## About this exercise
Set the data below down again, exactly, with every picture left out.

Records from a dataset
- Opening Delimiter -

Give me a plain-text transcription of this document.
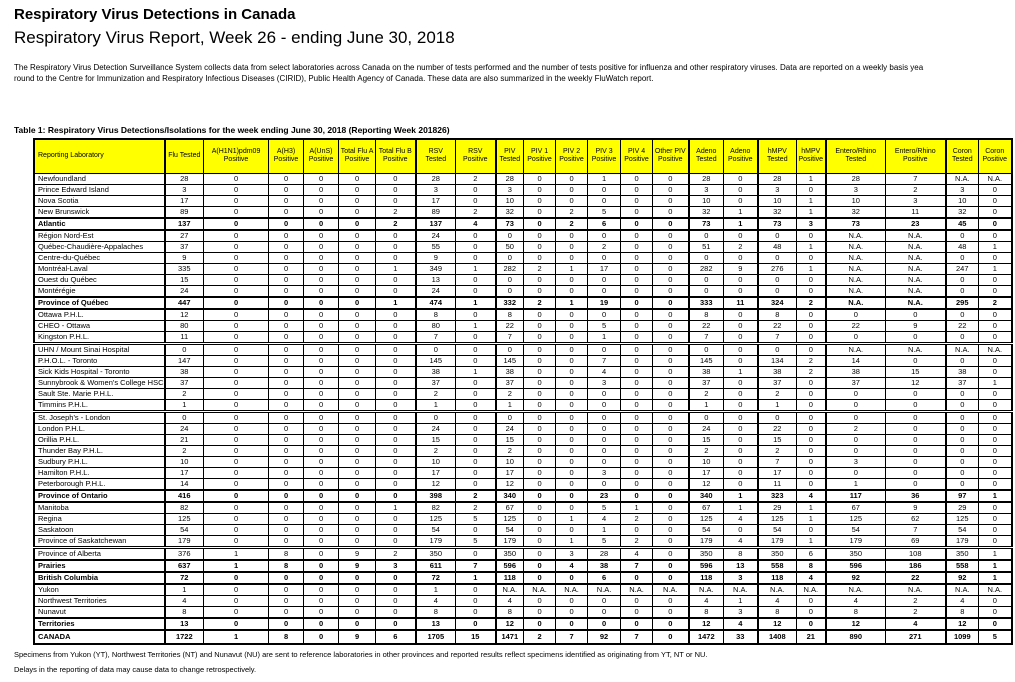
Respiratory Virus Detections in Canada
Respiratory Virus Report, Week 26 - ending June 30, 2018
The Respiratory Virus Detection Surveillance System collects data from select laboratories across Canada on the number of tests performed and the number of tests positive for influenza and other respiratory viruses. Data are reported on a weekly basis yea
round to the Centre for Immunization and Respiratory Infectious Diseases (CIRID), Public Health Agency of Canada. These data are also summarized in the weekly FluWatch report.
Table 1: Respiratory Virus Detections/Isolations for the week ending June 30, 2018 (Reporting Week 201826)
Reporting Laboratory	Flu Tested	A(H1N1)pdm09 Positive	A(H3) Positive	A(UnS) Positive	Total Flu A Positive	Total Flu B Positive	RSV Tested	RSV Positive	PIV Tested	PIV 1 Positive	PIV 2 Positive	PIV 3 Positive	PIV 4 Positive	Other PIV Positive	Adeno Tested	Adeno Positive	hMPV Tested	hMPV Positive	Entero/Rhino Tested	Entero/Rhino Positive	Coron Tested	Coron Positive
Newfoundland	28	0	0	0	0	0	28	2	28	0	0	1	0	0	28	0	28	1	28	7	N.A.	N.A.
Prince Edward Island	3	0	0	0	0	0	3	0	3	0	0	0	0	0	3	0	3	0	3	2	3	0
Nova Scotia	17	0	0	0	0	0	17	0	10	0	0	0	0	0	10	0	10	1	10	3	10	0
New Brunswick	89	0	0	0	0	2	89	2	32	0	2	5	0	0	32	1	32	1	32	11	32	0
Atlantic	137	0	0	0	0	2	137	4	73	0	2	6	0	0	73	1	73	3	73	23	45	0
Région Nord-Est	27	0	0	0	0	0	24	0	0	0	0	0	0	0	0	0	0	0	N.A.	N.A.	0	0
Québec-Chaudière-Appalaches	37	0	0	0	0	0	55	0	50	0	0	2	0	0	51	2	48	1	N.A.	N.A.	48	1
Centre-du-Québec	9	0	0	0	0	0	9	0	0	0	0	0	0	0	0	0	0	0	N.A.	N.A.	0	0
Montréal-Laval	335	0	0	0	0	1	349	1	282	2	1	17	0	0	282	9	276	1	N.A.	N.A.	247	1
Ouest du Québec	15	0	0	0	0	0	13	0	0	0	0	0	0	0	0	0	0	0	N.A.	N.A.	0	0
Montérégie	24	0	0	0	0	0	24	0	0	0	0	0	0	0	0	0	0	0	N.A.	N.A.	0	0
Province of Québec	447	0	0	0	0	1	474	1	332	2	1	19	0	0	333	11	324	2	N.A.	N.A.	295	2
Ottawa P.H.L.	12	0	0	0	0	0	8	0	8	0	0	0	0	0	8	0	8	0	0	0	0	0
CHEO - Ottawa	80	0	0	0	0	0	80	1	22	0	0	5	0	0	22	0	22	0	22	9	22	0
Kingston P.H.L.	11	0	0	0	0	0	7	0	7	0	0	1	0	0	7	0	7	0	0	0	0	0
UHN / Mount Sinai Hospital	0	0	0	0	0	0	0	0	0	0	0	0	0	0	0	0	0	0	N.A.	N.A.	N.A.	N.A.
P.H.O.L. - Toronto	147	0	0	0	0	0	145	0	145	0	0	7	0	0	145	0	134	2	14	0	0	0
Sick Kids Hospital - Toronto	38	0	0	0	0	0	38	1	38	0	0	4	0	0	38	1	38	2	38	15	38	0
Sunnybrook & Women's College HSC	37	0	0	0	0	0	37	0	37	0	0	3	0	0	37	0	37	0	37	12	37	1
Sault Ste. Marie P.H.L.	2	0	0	0	0	0	2	0	2	0	0	0	0	0	2	0	2	0	0	0	0	0
Timmins P.H.L.	1	0	0	0	0	0	1	0	1	0	0	0	0	0	1	0	1	0	0	0	0	0
St. Joseph's - London	0	0	0	0	0	0	0	0	0	0	0	0	0	0	0	0	0	0	0	0	0	0
London P.H.L.	24	0	0	0	0	0	24	0	24	0	0	0	0	0	24	0	22	0	2	0	0	0
Orillia P.H.L.	21	0	0	0	0	0	15	0	15	0	0	0	0	0	15	0	15	0	0	0	0	0
Thunder Bay P.H.L.	2	0	0	0	0	0	2	0	2	0	0	0	0	0	2	0	2	0	0	0	0	0
Sudbury P.H.L.	10	0	0	0	0	0	10	0	10	0	0	0	0	0	10	0	7	0	3	0	0	0
Hamilton P.H.L.	17	0	0	0	0	0	17	0	17	0	0	3	0	0	17	0	17	0	0	0	0	0
Peterborough P.H.L.	14	0	0	0	0	0	12	0	12	0	0	0	0	0	12	0	11	0	1	0	0	0
Province of Ontario	416	0	0	0	0	0	398	2	340	0	0	23	0	0	340	1	323	4	117	36	97	1
Manitoba	82	0	0	0	0	1	82	2	67	0	0	5	1	0	67	1	29	1	67	9	29	0
Regina	125	0	0	0	0	0	125	5	125	0	1	4	2	0	125	4	125	1	125	62	125	0
Saskatoon	54	0	0	0	0	0	54	0	54	0	0	1	0	0	54	0	54	0	54	7	54	0
Province of Saskatchewan	179	0	0	0	0	0	179	5	179	0	1	5	2	0	179	4	179	1	179	69	179	0
Province of Alberta	376	1	8	0	9	2	350	0	350	0	3	28	4	0	350	8	350	6	350	108	350	1
Prairies	637	1	8	0	9	3	611	7	596	0	4	38	7	0	596	13	558	8	596	186	558	1
British Columbia	72	0	0	0	0	0	72	1	118	0	0	6	0	0	118	3	118	4	92	22	92	1
Yukon	1	0	0	0	0	0	1	0	N.A.	N.A.	N.A.	N.A.	N.A.	N.A.	N.A.	N.A.	N.A.	N.A.	N.A.	N.A.	N.A.	N.A.
Northwest Territories	4	0	0	0	0	0	4	0	4	0	0	0	0	0	4	1	4	0	4	2	4	0
Nunavut	8	0	0	0	0	0	8	0	8	0	0	0	0	0	8	3	8	0	8	2	8	0
Territories	13	0	0	0	0	0	13	0	12	0	0	0	0	0	12	4	12	0	12	4	12	0
CANADA	1722	1	8	0	9	6	1705	15	1471	2	7	92	7	0	1472	33	1408	21	890	271	1099	5
Specimens from Yukon (YT), Northwest Territories (NT) and Nunavut (NU) are sent to reference laboratories in other provinces and reported results reflect specimens identified as originating from YT, NT or NU.
Delays in the reporting of data may cause data to change retrospectively.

- Closing Delimiter -

## Response to this exercise
Give me a plain-text transcription of this document.
Respiratory Virus Detections in Canada
Respiratory Virus Report, Week 26 - ending June 30, 2018
The Respiratory Virus Detection Surveillance System collects data from select laboratories across Canada on the number of tests performed and the number of tests positive for influenza and other respiratory viruses. Data are reported on a weekly basis yea
round to the Centre for Immunization and Respiratory Infectious Diseases (CIRID), Public Health Agency of Canada. These data are also summarized in the weekly FluWatch report.
Table 1: Respiratory Virus Detections/Isolations for the week ending June 30, 2018 (Reporting Week 201826)
Reporting Laboratory	Flu Tested	A(H1N1)pdm09 Positive	A(H3) Positive	A(UnS) Positive	Total Flu A Positive	Total Flu B Positive	RSV Tested	RSV Positive	PIV Tested	PIV 1 Positive	PIV 2 Positive	PIV 3 Positive	PIV 4 Positive	Other PIV Positive	Adeno Tested	Adeno Positive	hMPV Tested	hMPV Positive	Entero/Rhino Tested	Entero/Rhino Positive	Coron Tested	Coron Positive
Newfoundland	28	0	0	0	0	0	28	2	28	0	0	1	0	0	28	0	28	1	28	7	N.A.	N.A.
Prince Edward Island	3	0	0	0	0	0	3	0	3	0	0	0	0	0	3	0	3	0	3	2	3	0
Nova Scotia	17	0	0	0	0	0	17	0	10	0	0	0	0	0	10	0	10	1	10	3	10	0
New Brunswick	89	0	0	0	0	2	89	2	32	0	2	5	0	0	32	1	32	1	32	11	32	0
Atlantic	137	0	0	0	0	2	137	4	73	0	2	6	0	0	73	1	73	3	73	23	45	0
Région Nord-Est	27	0	0	0	0	0	24	0	0	0	0	0	0	0	0	0	0	0	N.A.	N.A.	0	0
Québec-Chaudière-Appalaches	37	0	0	0	0	0	55	0	50	0	0	2	0	0	51	2	48	1	N.A.	N.A.	48	1
Centre-du-Québec	9	0	0	0	0	0	9	0	0	0	0	0	0	0	0	0	0	0	N.A.	N.A.	0	0
Montréal-Laval	335	0	0	0	0	1	349	1	282	2	1	17	0	0	282	9	276	1	N.A.	N.A.	247	1
Ouest du Québec	15	0	0	0	0	0	13	0	0	0	0	0	0	0	0	0	0	0	N.A.	N.A.	0	0
Montérégie	24	0	0	0	0	0	24	0	0	0	0	0	0	0	0	0	0	0	N.A.	N.A.	0	0
Province of Québec	447	0	0	0	0	1	474	1	332	2	1	19	0	0	333	11	324	2	N.A.	N.A.	295	2
Ottawa P.H.L.	12	0	0	0	0	0	8	0	8	0	0	0	0	0	8	0	8	0	0	0	0	0
CHEO - Ottawa	80	0	0	0	0	0	80	1	22	0	0	5	0	0	22	0	22	0	22	9	22	0
Kingston P.H.L.	11	0	0	0	0	0	7	0	7	0	0	1	0	0	7	0	7	0	0	0	0	0
UHN / Mount Sinai Hospital	0	0	0	0	0	0	0	0	0	0	0	0	0	0	0	0	0	0	N.A.	N.A.	N.A.	N.A.
P.H.O.L. - Toronto	147	0	0	0	0	0	145	0	145	0	0	7	0	0	145	0	134	2	14	0	0	0
Sick Kids Hospital - Toronto	38	0	0	0	0	0	38	1	38	0	0	4	0	0	38	1	38	2	38	15	38	0
Sunnybrook & Women's College HSC	37	0	0	0	0	0	37	0	37	0	0	3	0	0	37	0	37	0	37	12	37	1
Sault Ste. Marie P.H.L.	2	0	0	0	0	0	2	0	2	0	0	0	0	0	2	0	2	0	0	0	0	0
Timmins P.H.L.	1	0	0	0	0	0	1	0	1	0	0	0	0	0	1	0	1	0	0	0	0	0
St. Joseph's - London	0	0	0	0	0	0	0	0	0	0	0	0	0	0	0	0	0	0	0	0	0	0
London P.H.L.	24	0	0	0	0	0	24	0	24	0	0	0	0	0	24	0	22	0	2	0	0	0
Orillia P.H.L.	21	0	0	0	0	0	15	0	15	0	0	0	0	0	15	0	15	0	0	0	0	0
Thunder Bay P.H.L.	2	0	0	0	0	0	2	0	2	0	0	0	0	0	2	0	2	0	0	0	0	0
Sudbury P.H.L.	10	0	0	0	0	0	10	0	10	0	0	0	0	0	10	0	7	0	3	0	0	0
Hamilton P.H.L.	17	0	0	0	0	0	17	0	17	0	0	3	0	0	17	0	17	0	0	0	0	0
Peterborough P.H.L.	14	0	0	0	0	0	12	0	12	0	0	0	0	0	12	0	11	0	1	0	0	0
Province of Ontario	416	0	0	0	0	0	398	2	340	0	0	23	0	0	340	1	323	4	117	36	97	1
Manitoba	82	0	0	0	0	1	82	2	67	0	0	5	1	0	67	1	29	1	67	9	29	0
Regina	125	0	0	0	0	0	125	5	125	0	1	4	2	0	125	4	125	1	125	62	125	0
Saskatoon	54	0	0	0	0	0	54	0	54	0	0	1	0	0	54	0	54	0	54	7	54	0
Province of Saskatchewan	179	0	0	0	0	0	179	5	179	0	1	5	2	0	179	4	179	1	179	69	179	0
Province of Alberta	376	1	8	0	9	2	350	0	350	0	3	28	4	0	350	8	350	6	350	108	350	1
Prairies	637	1	8	0	9	3	611	7	596	0	4	38	7	0	596	13	558	8	596	186	558	1
British Columbia	72	0	0	0	0	0	72	1	118	0	0	6	0	0	118	3	118	4	92	22	92	1
Yukon	1	0	0	0	0	0	1	0	N.A.	N.A.	N.A.	N.A.	N.A.	N.A.	N.A.	N.A.	N.A.	N.A.	N.A.	N.A.	N.A.	N.A.
Northwest Territories	4	0	0	0	0	0	4	0	4	0	0	0	0	0	4	1	4	0	4	2	4	0
Nunavut	8	0	0	0	0	0	8	0	8	0	0	0	0	0	8	3	8	0	8	2	8	0
Territories	13	0	0	0	0	0	13	0	12	0	0	0	0	0	12	4	12	0	12	4	12	0
CANADA	1722	1	8	0	9	6	1705	15	1471	2	7	92	7	0	1472	33	1408	21	890	271	1099	5
Specimens from Yukon (YT), Northwest Territories (NT) and Nunavut (NU) are sent to reference laboratories in other provinces and reported results reflect specimens identified as originating from YT, NT or NU.
Delays in the reporting of data may cause data to change retrospectively.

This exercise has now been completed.